- Data provided:
——
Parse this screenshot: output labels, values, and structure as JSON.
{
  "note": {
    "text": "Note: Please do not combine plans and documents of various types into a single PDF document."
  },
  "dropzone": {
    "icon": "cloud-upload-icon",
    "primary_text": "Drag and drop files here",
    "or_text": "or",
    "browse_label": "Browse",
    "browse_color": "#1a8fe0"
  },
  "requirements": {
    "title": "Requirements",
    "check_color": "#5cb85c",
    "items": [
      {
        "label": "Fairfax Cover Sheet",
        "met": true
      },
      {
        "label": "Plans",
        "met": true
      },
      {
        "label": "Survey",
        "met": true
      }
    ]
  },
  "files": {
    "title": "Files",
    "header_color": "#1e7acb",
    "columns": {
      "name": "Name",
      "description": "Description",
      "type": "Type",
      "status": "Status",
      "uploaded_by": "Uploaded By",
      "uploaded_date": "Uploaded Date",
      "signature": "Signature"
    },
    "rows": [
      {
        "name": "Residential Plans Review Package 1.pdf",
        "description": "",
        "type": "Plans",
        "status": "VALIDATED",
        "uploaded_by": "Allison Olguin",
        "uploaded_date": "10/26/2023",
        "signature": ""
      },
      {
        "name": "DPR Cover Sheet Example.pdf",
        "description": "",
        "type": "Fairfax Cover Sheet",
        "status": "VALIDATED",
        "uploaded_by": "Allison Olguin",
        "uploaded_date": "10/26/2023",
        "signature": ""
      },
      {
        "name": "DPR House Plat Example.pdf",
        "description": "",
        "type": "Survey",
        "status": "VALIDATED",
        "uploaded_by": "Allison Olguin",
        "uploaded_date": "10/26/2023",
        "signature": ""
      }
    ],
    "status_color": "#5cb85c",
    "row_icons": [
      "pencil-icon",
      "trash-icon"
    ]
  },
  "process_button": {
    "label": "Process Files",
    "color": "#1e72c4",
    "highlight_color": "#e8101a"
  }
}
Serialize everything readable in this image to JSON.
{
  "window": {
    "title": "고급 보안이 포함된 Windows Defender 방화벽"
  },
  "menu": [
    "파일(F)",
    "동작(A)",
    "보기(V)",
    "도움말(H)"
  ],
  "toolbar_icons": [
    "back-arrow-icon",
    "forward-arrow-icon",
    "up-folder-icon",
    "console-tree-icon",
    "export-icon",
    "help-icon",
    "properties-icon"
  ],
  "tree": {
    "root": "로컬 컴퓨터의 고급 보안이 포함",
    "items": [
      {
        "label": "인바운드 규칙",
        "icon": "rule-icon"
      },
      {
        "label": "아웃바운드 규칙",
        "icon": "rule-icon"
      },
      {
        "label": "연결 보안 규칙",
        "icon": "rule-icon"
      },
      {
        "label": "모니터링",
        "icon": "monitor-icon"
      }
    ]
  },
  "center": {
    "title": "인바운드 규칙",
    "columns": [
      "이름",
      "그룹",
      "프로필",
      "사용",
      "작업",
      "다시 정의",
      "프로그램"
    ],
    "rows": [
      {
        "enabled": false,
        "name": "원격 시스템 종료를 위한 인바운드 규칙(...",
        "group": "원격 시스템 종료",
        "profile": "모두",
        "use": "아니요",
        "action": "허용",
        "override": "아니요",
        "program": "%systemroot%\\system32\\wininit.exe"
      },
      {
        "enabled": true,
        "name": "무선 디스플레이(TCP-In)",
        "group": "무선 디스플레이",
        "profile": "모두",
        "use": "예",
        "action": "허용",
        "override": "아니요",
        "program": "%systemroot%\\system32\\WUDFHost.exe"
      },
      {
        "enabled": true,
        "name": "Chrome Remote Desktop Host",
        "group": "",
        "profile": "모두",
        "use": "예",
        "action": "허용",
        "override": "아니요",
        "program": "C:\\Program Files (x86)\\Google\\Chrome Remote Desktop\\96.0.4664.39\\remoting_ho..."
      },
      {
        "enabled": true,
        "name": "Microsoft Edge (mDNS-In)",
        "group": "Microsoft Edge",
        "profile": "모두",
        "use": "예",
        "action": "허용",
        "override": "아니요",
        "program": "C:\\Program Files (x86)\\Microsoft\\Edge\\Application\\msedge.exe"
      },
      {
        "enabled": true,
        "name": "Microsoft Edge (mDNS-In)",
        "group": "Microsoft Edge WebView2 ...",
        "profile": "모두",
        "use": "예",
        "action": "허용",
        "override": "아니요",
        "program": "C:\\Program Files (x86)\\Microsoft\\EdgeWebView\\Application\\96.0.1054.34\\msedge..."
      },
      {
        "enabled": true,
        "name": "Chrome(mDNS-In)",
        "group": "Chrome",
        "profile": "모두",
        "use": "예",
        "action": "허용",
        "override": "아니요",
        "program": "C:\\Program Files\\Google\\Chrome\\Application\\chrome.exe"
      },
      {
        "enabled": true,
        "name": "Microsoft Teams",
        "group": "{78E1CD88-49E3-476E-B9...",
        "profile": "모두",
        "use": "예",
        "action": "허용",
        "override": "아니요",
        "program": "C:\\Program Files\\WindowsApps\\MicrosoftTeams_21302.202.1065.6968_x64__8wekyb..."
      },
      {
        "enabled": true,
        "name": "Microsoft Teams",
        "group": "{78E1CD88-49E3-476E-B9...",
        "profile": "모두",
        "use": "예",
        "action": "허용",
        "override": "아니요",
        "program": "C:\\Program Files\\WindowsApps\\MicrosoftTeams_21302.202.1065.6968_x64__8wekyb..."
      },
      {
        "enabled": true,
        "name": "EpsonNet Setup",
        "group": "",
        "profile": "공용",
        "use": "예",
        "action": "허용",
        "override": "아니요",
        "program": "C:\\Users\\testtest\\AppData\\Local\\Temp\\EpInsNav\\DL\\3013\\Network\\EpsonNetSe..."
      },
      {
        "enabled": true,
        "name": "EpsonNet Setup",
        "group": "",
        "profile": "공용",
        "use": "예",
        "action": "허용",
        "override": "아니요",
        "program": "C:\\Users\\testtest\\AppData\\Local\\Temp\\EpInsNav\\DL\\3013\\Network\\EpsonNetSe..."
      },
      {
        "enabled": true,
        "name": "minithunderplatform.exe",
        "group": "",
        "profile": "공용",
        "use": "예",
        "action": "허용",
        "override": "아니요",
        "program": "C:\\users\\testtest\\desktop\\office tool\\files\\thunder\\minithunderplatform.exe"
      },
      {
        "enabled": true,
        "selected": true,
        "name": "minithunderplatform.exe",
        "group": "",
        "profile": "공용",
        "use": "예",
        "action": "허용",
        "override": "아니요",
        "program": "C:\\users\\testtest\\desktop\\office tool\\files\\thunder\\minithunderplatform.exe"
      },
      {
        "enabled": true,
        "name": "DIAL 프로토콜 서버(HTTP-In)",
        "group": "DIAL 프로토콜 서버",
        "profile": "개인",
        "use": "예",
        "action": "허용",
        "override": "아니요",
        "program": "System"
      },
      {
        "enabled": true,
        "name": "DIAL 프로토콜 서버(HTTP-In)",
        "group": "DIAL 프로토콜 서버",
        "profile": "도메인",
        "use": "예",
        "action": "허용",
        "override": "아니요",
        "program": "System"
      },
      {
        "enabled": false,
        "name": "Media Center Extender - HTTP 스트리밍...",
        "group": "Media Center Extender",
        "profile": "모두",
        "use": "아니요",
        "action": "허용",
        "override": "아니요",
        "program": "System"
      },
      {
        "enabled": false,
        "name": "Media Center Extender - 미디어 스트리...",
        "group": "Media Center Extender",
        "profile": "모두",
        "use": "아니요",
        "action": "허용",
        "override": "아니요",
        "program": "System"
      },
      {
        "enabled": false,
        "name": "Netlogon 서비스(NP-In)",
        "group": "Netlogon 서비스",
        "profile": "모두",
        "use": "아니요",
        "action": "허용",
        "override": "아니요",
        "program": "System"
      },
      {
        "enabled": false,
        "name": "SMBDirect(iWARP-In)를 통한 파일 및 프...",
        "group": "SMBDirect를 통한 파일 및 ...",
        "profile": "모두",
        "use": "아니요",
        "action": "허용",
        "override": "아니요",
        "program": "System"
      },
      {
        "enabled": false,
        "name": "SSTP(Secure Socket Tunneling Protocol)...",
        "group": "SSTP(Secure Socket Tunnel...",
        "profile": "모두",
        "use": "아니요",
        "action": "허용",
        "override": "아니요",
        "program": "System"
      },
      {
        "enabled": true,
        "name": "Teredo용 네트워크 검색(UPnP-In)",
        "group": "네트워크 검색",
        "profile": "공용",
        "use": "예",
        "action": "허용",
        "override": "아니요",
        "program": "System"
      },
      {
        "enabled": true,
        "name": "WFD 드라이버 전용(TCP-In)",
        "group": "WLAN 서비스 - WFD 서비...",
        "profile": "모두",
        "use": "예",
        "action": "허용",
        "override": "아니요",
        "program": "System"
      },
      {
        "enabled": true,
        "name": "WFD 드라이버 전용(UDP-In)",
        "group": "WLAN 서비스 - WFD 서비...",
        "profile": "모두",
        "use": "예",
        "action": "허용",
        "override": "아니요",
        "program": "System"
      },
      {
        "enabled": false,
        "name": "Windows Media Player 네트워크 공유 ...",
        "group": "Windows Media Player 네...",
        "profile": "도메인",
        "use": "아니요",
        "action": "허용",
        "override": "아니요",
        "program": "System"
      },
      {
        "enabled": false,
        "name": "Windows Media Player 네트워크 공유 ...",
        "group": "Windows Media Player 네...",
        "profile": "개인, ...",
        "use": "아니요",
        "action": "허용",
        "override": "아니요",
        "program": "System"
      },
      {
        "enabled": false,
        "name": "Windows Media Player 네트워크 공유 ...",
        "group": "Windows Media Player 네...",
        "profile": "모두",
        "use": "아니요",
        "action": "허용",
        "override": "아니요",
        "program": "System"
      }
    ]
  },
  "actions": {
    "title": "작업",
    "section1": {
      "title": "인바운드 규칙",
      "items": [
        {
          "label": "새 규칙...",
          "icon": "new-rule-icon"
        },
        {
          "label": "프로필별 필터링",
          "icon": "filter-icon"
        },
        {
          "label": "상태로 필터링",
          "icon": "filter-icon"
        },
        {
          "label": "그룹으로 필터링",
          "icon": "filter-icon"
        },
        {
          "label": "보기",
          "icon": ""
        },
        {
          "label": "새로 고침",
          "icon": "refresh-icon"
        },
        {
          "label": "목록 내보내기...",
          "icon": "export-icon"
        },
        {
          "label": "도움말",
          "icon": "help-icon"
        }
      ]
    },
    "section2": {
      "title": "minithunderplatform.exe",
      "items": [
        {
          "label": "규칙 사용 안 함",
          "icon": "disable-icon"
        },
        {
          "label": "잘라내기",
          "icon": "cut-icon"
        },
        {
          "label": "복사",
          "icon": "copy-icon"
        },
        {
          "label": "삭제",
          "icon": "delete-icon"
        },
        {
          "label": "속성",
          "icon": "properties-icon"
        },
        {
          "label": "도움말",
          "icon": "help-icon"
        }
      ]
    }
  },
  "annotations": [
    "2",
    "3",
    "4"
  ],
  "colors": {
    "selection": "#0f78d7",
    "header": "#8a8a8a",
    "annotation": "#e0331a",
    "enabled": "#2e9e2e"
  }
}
——
- Exercise goal:
Search the data for the string "systemroot". List each line that has it.

- Response to the exercise:
        "program": "%systemroot%\\system32\\wininit.exe"
        "program": "%systemroot%\\system32\\WUDFHost.exe"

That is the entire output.